(Extracted data entries)

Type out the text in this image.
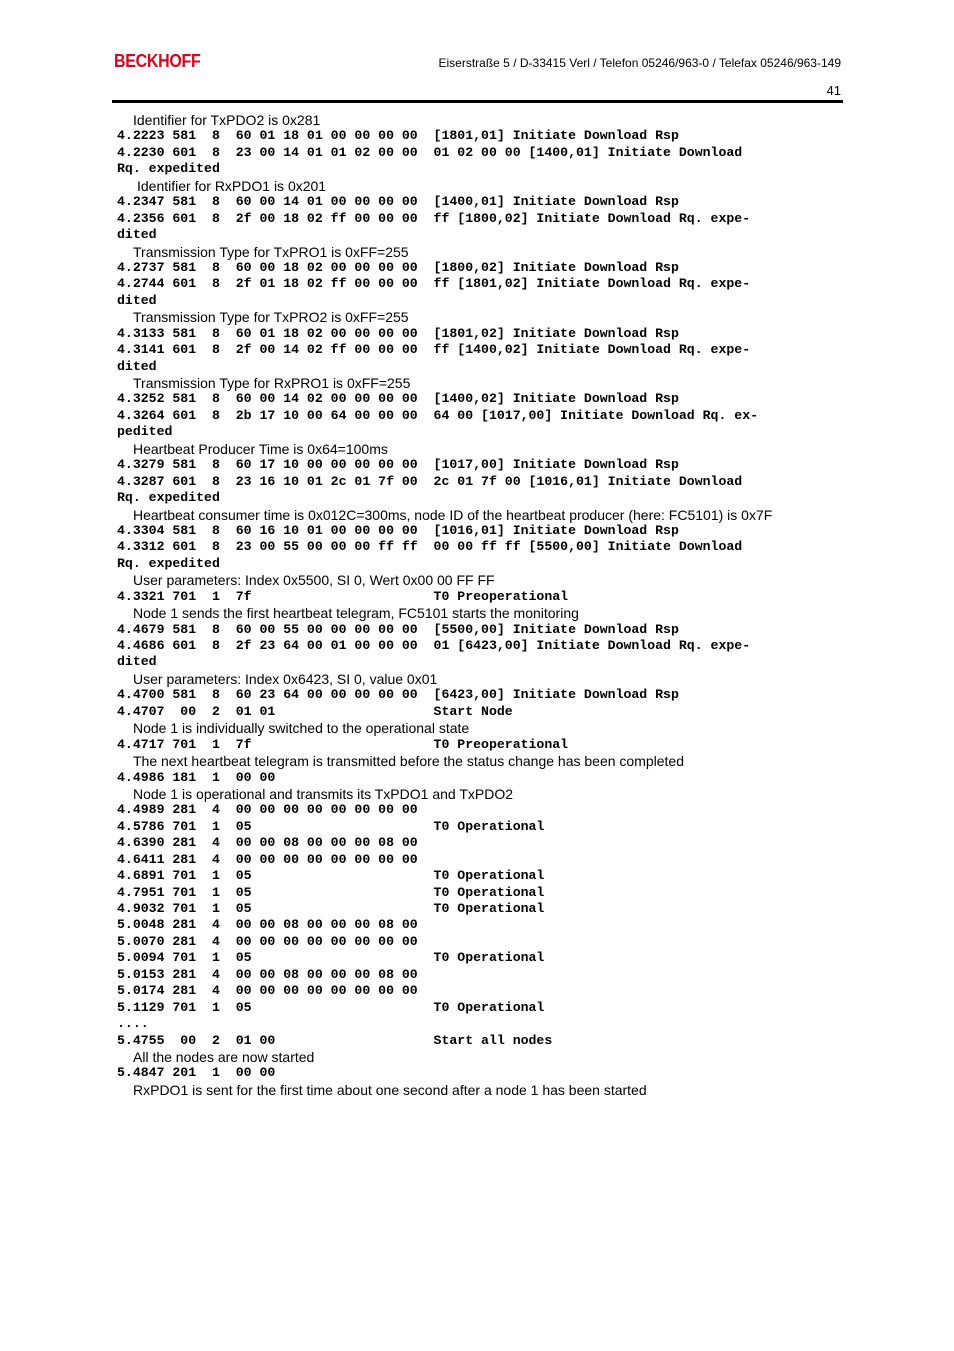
BECKHOFF	Eiserstraße 5 / D-33415 Verl / Telefon 05246/963-0 / Telefax 05246/963-149
41
Identifier for TxPDO2 is 0x281
4.2223 581  8  60 01 18 01 00 00 00 00  [1801,01] Initiate Download Rsp
4.2230 601  8  23 00 14 01 01 02 00 00  01 02 00 00 [1400,01] Initiate Download
Rq. expedited
Identifier for RxPDO1 is 0x201
4.2347 581  8  60 00 14 01 00 00 00 00  [1400,01] Initiate Download Rsp
4.2356 601  8  2f 00 18 02 ff 00 00 00  ff [1800,02] Initiate Download Rq. expe-
dited
Transmission Type for TxPRO1 is 0xFF=255
4.2737 581  8  60 00 18 02 00 00 00 00  [1800,02] Initiate Download Rsp
4.2744 601  8  2f 01 18 02 ff 00 00 00  ff [1801,02] Initiate Download Rq. expe-
dited
Transmission Type for TxPRO2 is 0xFF=255
4.3133 581  8  60 01 18 02 00 00 00 00  [1801,02] Initiate Download Rsp
4.3141 601  8  2f 00 14 02 ff 00 00 00  ff [1400,02] Initiate Download Rq. expe-
dited
Transmission Type for RxPRO1 is 0xFF=255
4.3252 581  8  60 00 14 02 00 00 00 00  [1400,02] Initiate Download Rsp
4.3264 601  8  2b 17 10 00 64 00 00 00  64 00 [1017,00] Initiate Download Rq. ex-
pedited
Heartbeat Producer Time is 0x64=100ms
4.3279 581  8  60 17 10 00 00 00 00 00  [1017,00] Initiate Download Rsp
4.3287 601  8  23 16 10 01 2c 01 7f 00  2c 01 7f 00 [1016,01] Initiate Download
Rq. expedited
Heartbeat consumer time is 0x012C=300ms, node ID of the heartbeat producer (here: FC5101) is 0x7F
4.3304 581  8  60 16 10 01 00 00 00 00  [1016,01] Initiate Download Rsp
4.3312 601  8  23 00 55 00 00 00 ff ff  00 00 ff ff [5500,00] Initiate Download
Rq. expedited
User parameters: Index 0x5500, SI 0, Wert 0x00 00 FF FF
4.3321 701  1  7f                       T0 Preoperational
Node 1 sends the first heartbeat telegram, FC5101 starts the monitoring
4.4679 581  8  60 00 55 00 00 00 00 00  [5500,00] Initiate Download Rsp
4.4686 601  8  2f 23 64 00 01 00 00 00  01 [6423,00] Initiate Download Rq. expe-
dited
User parameters: Index 0x6423, SI 0, value 0x01
4.4700 581  8  60 23 64 00 00 00 00 00  [6423,00] Initiate Download Rsp
4.4707  00  2  01 01                    Start Node
Node 1 is individually switched to the operational state
4.4717 701  1  7f                       T0 Preoperational
The next heartbeat telegram is transmitted before the status change has been completed
4.4986 181  1  00 00
Node 1 is operational and transmits its TxPDO1 and TxPDO2
4.4989 281  4  00 00 00 00 00 00 00 00
4.5786 701  1  05                       T0 Operational
4.6390 281  4  00 00 08 00 00 00 08 00
4.6411 281  4  00 00 00 00 00 00 00 00
4.6891 701  1  05                       T0 Operational
4.7951 701  1  05                       T0 Operational
4.9032 701  1  05                       T0 Operational
5.0048 281  4  00 00 08 00 00 00 08 00
5.0070 281  4  00 00 00 00 00 00 00 00
5.0094 701  1  05                       T0 Operational
5.0153 281  4  00 00 08 00 00 00 08 00
5.0174 281  4  00 00 00 00 00 00 00 00
5.1129 701  1  05                       T0 Operational
....
5.4755  00  2  01 00                    Start all nodes
All the nodes are now started
5.4847 201  1  00 00
RxPDO1 is sent for the first time about one second after a node 1 has been started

• _GIVEN PROBLEM_:
All the lines above are to be reproduced exactly, except the pictures.

• _FINISHED TASK_:
Type out the text in this image.
BECKHOFF	Eiserstraße 5 / D-33415 Verl / Telefon 05246/963-0 / Telefax 05246/963-149
41
Identifier for TxPDO2 is 0x281
4.2223 581  8  60 01 18 01 00 00 00 00  [1801,01] Initiate Download Rsp
4.2230 601  8  23 00 14 01 01 02 00 00  01 02 00 00 [1400,01] Initiate Download
Rq. expedited
Identifier for RxPDO1 is 0x201
4.2347 581  8  60 00 14 01 00 00 00 00  [1400,01] Initiate Download Rsp
4.2356 601  8  2f 00 18 02 ff 00 00 00  ff [1800,02] Initiate Download Rq. expe-
dited
Transmission Type for TxPRO1 is 0xFF=255
4.2737 581  8  60 00 18 02 00 00 00 00  [1800,02] Initiate Download Rsp
4.2744 601  8  2f 01 18 02 ff 00 00 00  ff [1801,02] Initiate Download Rq. expe-
dited
Transmission Type for TxPRO2 is 0xFF=255
4.3133 581  8  60 01 18 02 00 00 00 00  [1801,02] Initiate Download Rsp
4.3141 601  8  2f 00 14 02 ff 00 00 00  ff [1400,02] Initiate Download Rq. expe-
dited
Transmission Type for RxPRO1 is 0xFF=255
4.3252 581  8  60 00 14 02 00 00 00 00  [1400,02] Initiate Download Rsp
4.3264 601  8  2b 17 10 00 64 00 00 00  64 00 [1017,00] Initiate Download Rq. ex-
pedited
Heartbeat Producer Time is 0x64=100ms
4.3279 581  8  60 17 10 00 00 00 00 00  [1017,00] Initiate Download Rsp
4.3287 601  8  23 16 10 01 2c 01 7f 00  2c 01 7f 00 [1016,01] Initiate Download
Rq. expedited
Heartbeat consumer time is 0x012C=300ms, node ID of the heartbeat producer (here: FC5101) is 0x7F
4.3304 581  8  60 16 10 01 00 00 00 00  [1016,01] Initiate Download Rsp
4.3312 601  8  23 00 55 00 00 00 ff ff  00 00 ff ff [5500,00] Initiate Download
Rq. expedited
User parameters: Index 0x5500, SI 0, Wert 0x00 00 FF FF
4.3321 701  1  7f                       T0 Preoperational
Node 1 sends the first heartbeat telegram, FC5101 starts the monitoring
4.4679 581  8  60 00 55 00 00 00 00 00  [5500,00] Initiate Download Rsp
4.4686 601  8  2f 23 64 00 01 00 00 00  01 [6423,00] Initiate Download Rq. expe-
dited
User parameters: Index 0x6423, SI 0, value 0x01
4.4700 581  8  60 23 64 00 00 00 00 00  [6423,00] Initiate Download Rsp
4.4707  00  2  01 01                    Start Node
Node 1 is individually switched to the operational state
4.4717 701  1  7f                       T0 Preoperational
The next heartbeat telegram is transmitted before the status change has been completed
4.4986 181  1  00 00
Node 1 is operational and transmits its TxPDO1 and TxPDO2
4.4989 281  4  00 00 00 00 00 00 00 00
4.5786 701  1  05                       T0 Operational
4.6390 281  4  00 00 08 00 00 00 08 00
4.6411 281  4  00 00 00 00 00 00 00 00
4.6891 701  1  05                       T0 Operational
4.7951 701  1  05                       T0 Operational
4.9032 701  1  05                       T0 Operational
5.0048 281  4  00 00 08 00 00 00 08 00
5.0070 281  4  00 00 00 00 00 00 00 00
5.0094 701  1  05                       T0 Operational
5.0153 281  4  00 00 08 00 00 00 08 00
5.0174 281  4  00 00 00 00 00 00 00 00
5.1129 701  1  05                       T0 Operational
....
5.4755  00  2  01 00                    Start all nodes
All the nodes are now started
5.4847 201  1  00 00
RxPDO1 is sent for the first time about one second after a node 1 has been started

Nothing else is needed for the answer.